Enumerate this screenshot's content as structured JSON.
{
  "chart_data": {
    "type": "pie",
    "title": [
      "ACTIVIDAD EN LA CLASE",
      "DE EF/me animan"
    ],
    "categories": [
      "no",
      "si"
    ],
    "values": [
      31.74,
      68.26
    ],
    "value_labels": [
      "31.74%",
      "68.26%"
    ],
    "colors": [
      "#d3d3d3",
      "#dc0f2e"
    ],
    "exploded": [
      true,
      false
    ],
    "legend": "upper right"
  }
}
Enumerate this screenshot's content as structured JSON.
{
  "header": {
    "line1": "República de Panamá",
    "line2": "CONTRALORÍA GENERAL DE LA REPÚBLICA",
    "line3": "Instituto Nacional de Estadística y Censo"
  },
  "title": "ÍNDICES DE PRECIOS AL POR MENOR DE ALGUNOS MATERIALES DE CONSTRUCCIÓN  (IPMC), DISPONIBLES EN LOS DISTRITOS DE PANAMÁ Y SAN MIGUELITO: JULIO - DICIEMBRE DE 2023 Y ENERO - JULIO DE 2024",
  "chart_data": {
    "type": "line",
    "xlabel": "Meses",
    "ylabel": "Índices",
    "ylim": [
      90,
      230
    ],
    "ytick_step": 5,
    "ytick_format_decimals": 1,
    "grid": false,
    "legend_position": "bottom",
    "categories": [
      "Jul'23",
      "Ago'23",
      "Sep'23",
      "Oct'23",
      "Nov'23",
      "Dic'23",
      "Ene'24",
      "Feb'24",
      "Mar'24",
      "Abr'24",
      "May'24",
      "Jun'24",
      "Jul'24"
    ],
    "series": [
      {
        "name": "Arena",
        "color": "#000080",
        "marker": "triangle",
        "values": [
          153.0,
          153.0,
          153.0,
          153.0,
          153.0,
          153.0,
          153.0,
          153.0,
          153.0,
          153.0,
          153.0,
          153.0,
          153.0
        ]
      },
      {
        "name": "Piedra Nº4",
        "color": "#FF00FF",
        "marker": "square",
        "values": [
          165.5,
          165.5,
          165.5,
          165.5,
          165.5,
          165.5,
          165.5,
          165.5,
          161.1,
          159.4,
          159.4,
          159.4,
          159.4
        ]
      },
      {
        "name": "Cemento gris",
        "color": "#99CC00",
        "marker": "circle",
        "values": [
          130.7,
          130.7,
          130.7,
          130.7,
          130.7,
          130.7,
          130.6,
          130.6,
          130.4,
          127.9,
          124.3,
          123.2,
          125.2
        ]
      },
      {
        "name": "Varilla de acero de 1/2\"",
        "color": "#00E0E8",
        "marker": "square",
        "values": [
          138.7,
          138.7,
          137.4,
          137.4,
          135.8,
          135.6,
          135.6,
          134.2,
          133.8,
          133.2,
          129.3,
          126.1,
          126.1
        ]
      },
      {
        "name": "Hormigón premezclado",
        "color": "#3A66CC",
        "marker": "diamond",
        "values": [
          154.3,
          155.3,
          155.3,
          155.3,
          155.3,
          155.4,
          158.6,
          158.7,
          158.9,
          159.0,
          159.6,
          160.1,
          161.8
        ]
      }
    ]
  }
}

**Task goal**
Select and copy every line of the listing with the word "marker".

**Response**
        "marker": "triangle",
        "marker": "square",
        "marker": "circle",
        "marker": "square",
        "marker": "diamond",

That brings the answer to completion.